## EXERCISE DETAILS
Count lines with "accent" in them. Report only the total.

[Stored entries]
◇ ◇ ◇
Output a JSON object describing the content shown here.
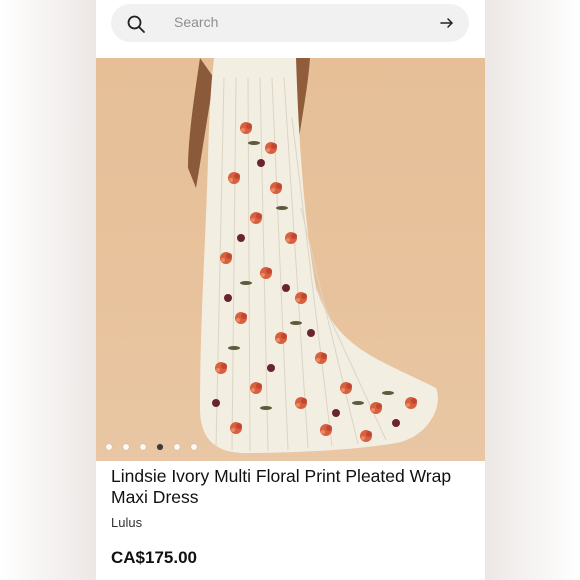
{
  "search": {
    "placeholder": "Search",
    "icon": "search-icon",
    "submit_icon": "arrow-right-icon"
  },
  "product": {
    "title": "Lindsie Ivory Multi Floral Print Pleated Wrap Maxi Dress",
    "brand": "Lulus",
    "price": "CA$175.00",
    "image_count": 6,
    "active_image_index": 3
  },
  "colors": {
    "background": "#ffffff",
    "photo_backdrop": "#e6bf97",
    "dress": "#f3eee2"
  }
}
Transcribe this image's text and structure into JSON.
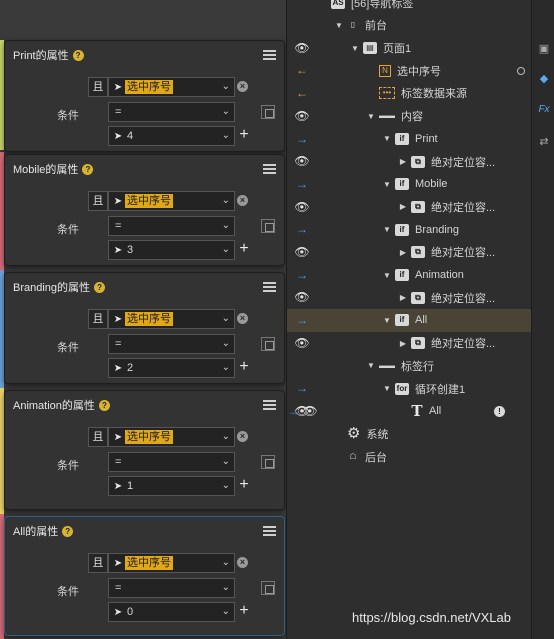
{
  "tree": {
    "nav_tag": "[56]导航标签",
    "rows": [
      {
        "label": "前台",
        "indent": 1,
        "icon": "phone",
        "eye": false,
        "arrow": "",
        "twisty": "down"
      },
      {
        "label": "页面1",
        "indent": 2,
        "icon": "page",
        "eye": true,
        "arrow": "",
        "twisty": "down"
      },
      {
        "label": "选中序号",
        "indent": 3,
        "icon": "bracket",
        "eye": false,
        "arrow": "left",
        "twisty": ""
      },
      {
        "label": "标签数据来源",
        "indent": 3,
        "icon": "dots",
        "eye": false,
        "arrow": "left",
        "twisty": ""
      },
      {
        "label": "内容",
        "indent": 3,
        "icon": "panel",
        "eye": true,
        "arrow": "",
        "twisty": "down"
      },
      {
        "label": "Print",
        "indent": 4,
        "icon": "if",
        "eye": false,
        "arrow": "right",
        "twisty": "down"
      },
      {
        "label": "绝对定位容...",
        "indent": 5,
        "icon": "container",
        "eye": true,
        "arrow": "",
        "twisty": "right"
      },
      {
        "label": "Mobile",
        "indent": 4,
        "icon": "if",
        "eye": false,
        "arrow": "right",
        "twisty": "down"
      },
      {
        "label": "绝对定位容...",
        "indent": 5,
        "icon": "container",
        "eye": true,
        "arrow": "",
        "twisty": "right"
      },
      {
        "label": "Branding",
        "indent": 4,
        "icon": "if",
        "eye": false,
        "arrow": "right",
        "twisty": "down"
      },
      {
        "label": "绝对定位容...",
        "indent": 5,
        "icon": "container",
        "eye": true,
        "arrow": "",
        "twisty": "right"
      },
      {
        "label": "Animation",
        "indent": 4,
        "icon": "if",
        "eye": false,
        "arrow": "right",
        "twisty": "down"
      },
      {
        "label": "绝对定位容...",
        "indent": 5,
        "icon": "container",
        "eye": true,
        "arrow": "",
        "twisty": "right"
      },
      {
        "label": "All",
        "indent": 4,
        "icon": "if",
        "eye": false,
        "arrow": "right",
        "twisty": "down",
        "selected": true
      },
      {
        "label": "绝对定位容...",
        "indent": 5,
        "icon": "container",
        "eye": true,
        "arrow": "",
        "twisty": "right"
      },
      {
        "label": "标签行",
        "indent": 3,
        "icon": "panel",
        "eye": false,
        "arrow": "",
        "twisty": "down"
      },
      {
        "label": "循环创建1",
        "indent": 4,
        "icon": "for",
        "eye": false,
        "arrow": "right",
        "twisty": "down"
      },
      {
        "label": "All",
        "indent": 5,
        "icon": "text",
        "eye": true,
        "arrow": "right",
        "twisty": "",
        "info": true
      },
      {
        "label": "系统",
        "indent": 1,
        "icon": "gear",
        "eye": false,
        "arrow": "",
        "twisty": ""
      },
      {
        "label": "后台",
        "indent": 1,
        "icon": "server",
        "eye": false,
        "arrow": "",
        "twisty": ""
      }
    ]
  },
  "panels": [
    {
      "title": "Print的属性",
      "and_label": "且",
      "field": "选中序号",
      "condition_label": "条件",
      "operator": "=",
      "value": "4",
      "accent": "#c8d46a"
    },
    {
      "title": "Mobile的属性",
      "and_label": "且",
      "field": "选中序号",
      "condition_label": "条件",
      "operator": "=",
      "value": "3",
      "accent": "#d36a78"
    },
    {
      "title": "Branding的属性",
      "and_label": "且",
      "field": "选中序号",
      "condition_label": "条件",
      "operator": "=",
      "value": "2",
      "accent": "#6aa0d6"
    },
    {
      "title": "Animation的属性",
      "and_label": "且",
      "field": "选中序号",
      "condition_label": "条件",
      "operator": "=",
      "value": "1",
      "accent": "#e9d26a"
    },
    {
      "title": "All的属性",
      "and_label": "且",
      "field": "选中序号",
      "condition_label": "条件",
      "operator": "=",
      "value": "0",
      "accent": "#d36a78"
    }
  ],
  "watermark": "https://blog.csdn.net/VXLab",
  "colors": {
    "highlight": "#e0a817",
    "arrow_in": "#e0a030",
    "arrow_out": "#4aa0f0",
    "selected_row": "#4a4436"
  }
}
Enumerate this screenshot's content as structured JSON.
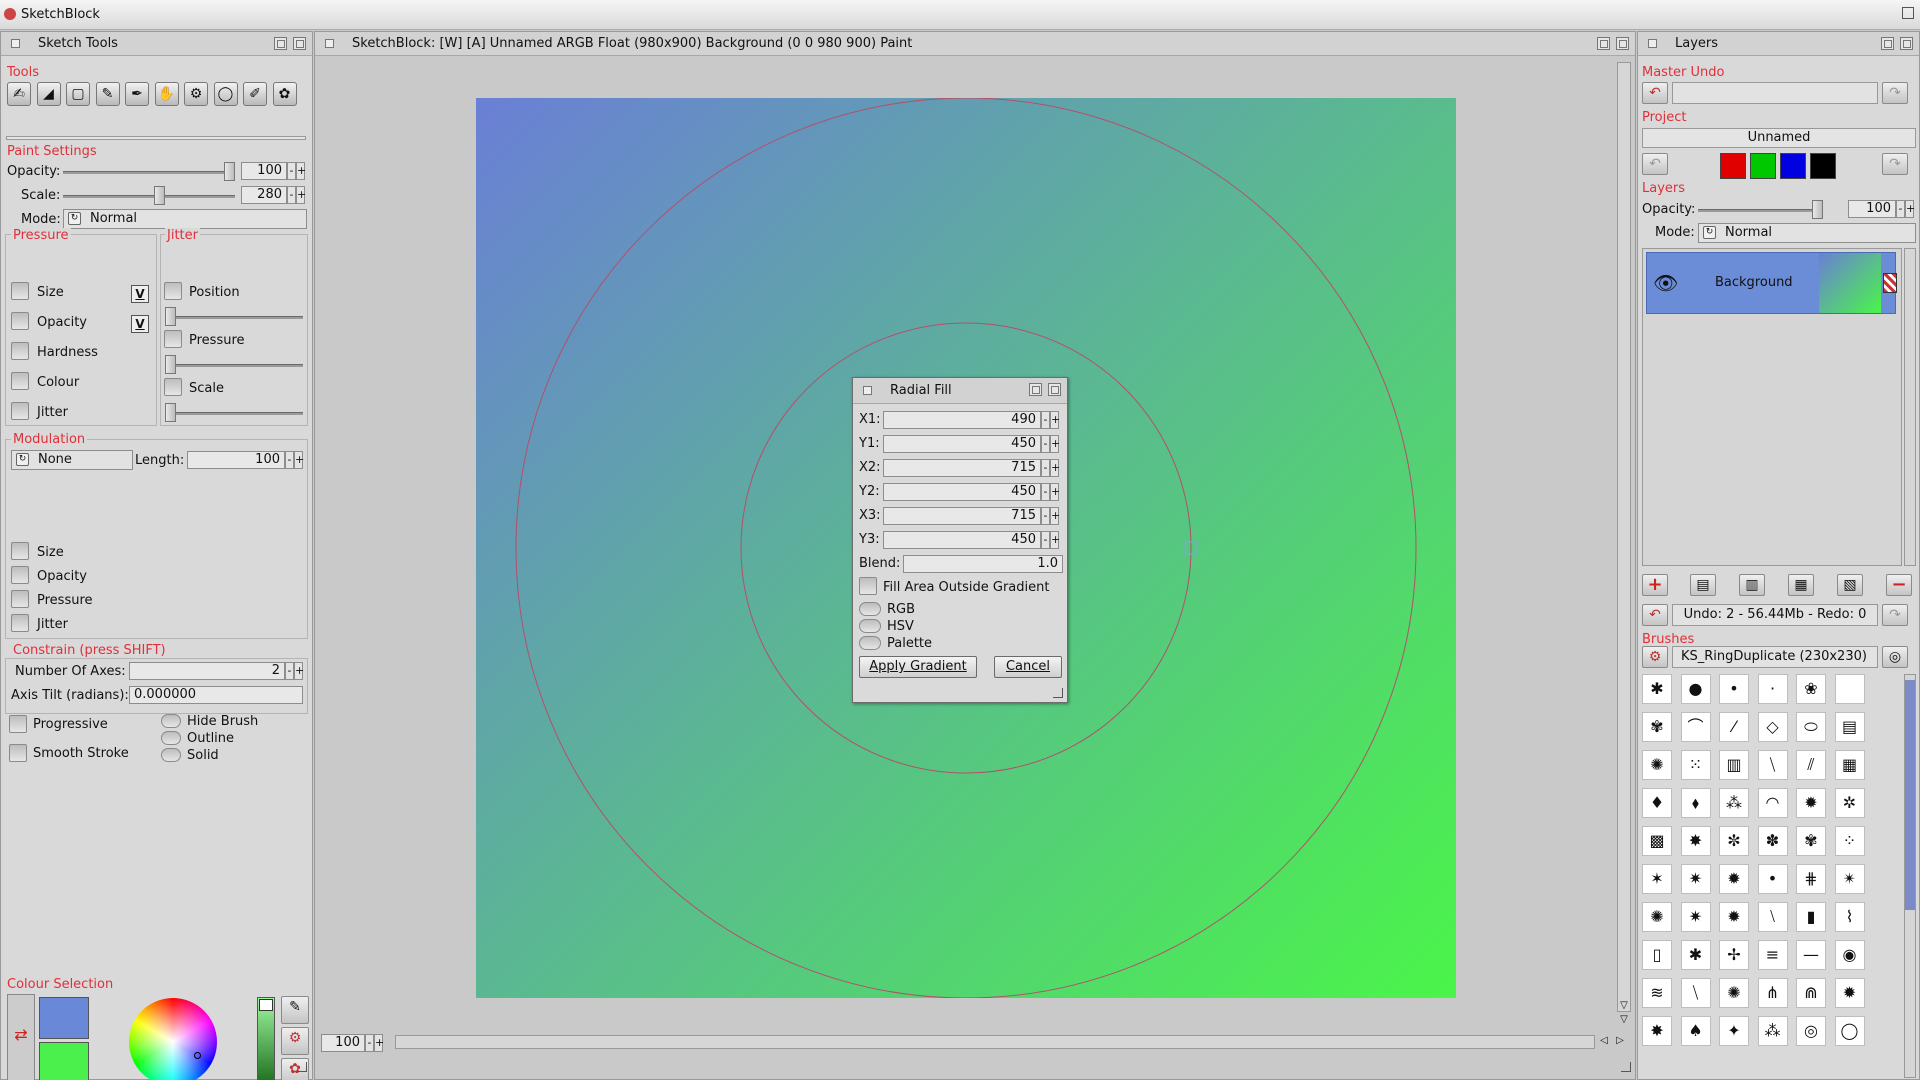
{
  "window": {
    "title": "SketchBlock"
  },
  "sketch_tools": {
    "title": "Sketch Tools",
    "tools_label": "Tools",
    "tools": [
      "smudge-tool",
      "gradient-tool",
      "select-tool",
      "pipette-tool",
      "pen-tool",
      "hand-tool",
      "transform-tool",
      "ring-tool",
      "eraser-tool",
      "palette-tool"
    ],
    "paint_settings_label": "Paint Settings",
    "opacity_label": "Opacity:",
    "opacity_value": "100",
    "scale_label": "Scale:",
    "scale_value": "280",
    "mode_label": "Mode:",
    "mode_value": "Normal",
    "pressure_label": "Pressure",
    "pressure_items": [
      "Size",
      "Opacity",
      "Hardness",
      "Colour",
      "Jitter"
    ],
    "v_label": "V",
    "jitter_label": "Jitter",
    "jitter_items": [
      "Position",
      "Pressure",
      "Scale"
    ],
    "modulation_label": "Modulation",
    "modulation_value": "None",
    "length_label": "Length:",
    "length_value": "100",
    "mod_items": [
      "Size",
      "Opacity",
      "Pressure",
      "Jitter"
    ],
    "constrain_label": "Constrain (press SHIFT)",
    "axes_label": "Number Of Axes:",
    "axes_value": "2",
    "tilt_label": "Axis Tilt (radians):",
    "tilt_value": "0.000000",
    "progressive_label": "Progressive",
    "smooth_label": "Smooth Stroke",
    "hide_brush_label": "Hide Brush",
    "outline_label": "Outline",
    "solid_label": "Solid",
    "colour_selection_label": "Colour Selection",
    "primary_color": "#6a88d8",
    "secondary_color": "#4cf04c"
  },
  "canvas": {
    "title": "SketchBlock: [W] [A]  Unnamed   ARGB Float (980x900) Background (0 0 980 900) Paint",
    "zoom_value": "100",
    "gradient_start": "#6a7fd6",
    "gradient_end": "#4af549"
  },
  "radial_fill": {
    "title": "Radial Fill",
    "fields": [
      {
        "label": "X1:",
        "value": "490"
      },
      {
        "label": "Y1:",
        "value": "450"
      },
      {
        "label": "X2:",
        "value": "715"
      },
      {
        "label": "Y2:",
        "value": "450"
      },
      {
        "label": "X3:",
        "value": "715"
      },
      {
        "label": "Y3:",
        "value": "450"
      }
    ],
    "blend_label": "Blend:",
    "blend_value": "1.0",
    "fill_outside_label": "Fill Area Outside Gradient",
    "modes": [
      "RGB",
      "HSV",
      "Palette"
    ],
    "apply_label": "Apply Gradient",
    "cancel_label": "Cancel"
  },
  "layers": {
    "title": "Layers",
    "master_undo_label": "Master Undo",
    "project_label": "Project",
    "project_name": "Unnamed",
    "swatches": [
      "#e00000",
      "#00c800",
      "#0000e0",
      "#000000"
    ],
    "layers_label": "Layers",
    "opacity_label": "Opacity:",
    "opacity_value": "100",
    "mode_label": "Mode:",
    "mode_value": "Normal",
    "layer_name": "Background",
    "undo_status": "Undo: 2 - 56.44Mb - Redo: 0",
    "brushes_label": "Brushes",
    "brush_name": "KS_RingDuplicate (230x230)",
    "brush_glyphs": [
      "✱",
      "●",
      "•",
      "·",
      "❀",
      " ",
      "✾",
      "⌒",
      "⁄",
      "◇",
      "⬭",
      "▤",
      "✺",
      "⁙",
      "▥",
      "⧹",
      "⫽",
      "▦",
      "♦",
      "⬧",
      "⁂",
      "◠",
      "✹",
      "✲",
      "▩",
      "✸",
      "✼",
      "✽",
      "✾",
      "⁘",
      "✶",
      "✷",
      "✹",
      "•",
      "⋕",
      "✴",
      "✺",
      "✷",
      "✹",
      "⧵",
      "▮",
      "⌇",
      "▯",
      "✱",
      "✢",
      "≡",
      "—",
      "◉",
      "≋",
      "⧹",
      "✺",
      "⋔",
      "⋒",
      "✹",
      "✸",
      "♠",
      "✦",
      "⁂",
      "◎",
      "◯"
    ]
  }
}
◇ ◇ ◇
## WRITTEN RESPONSE
5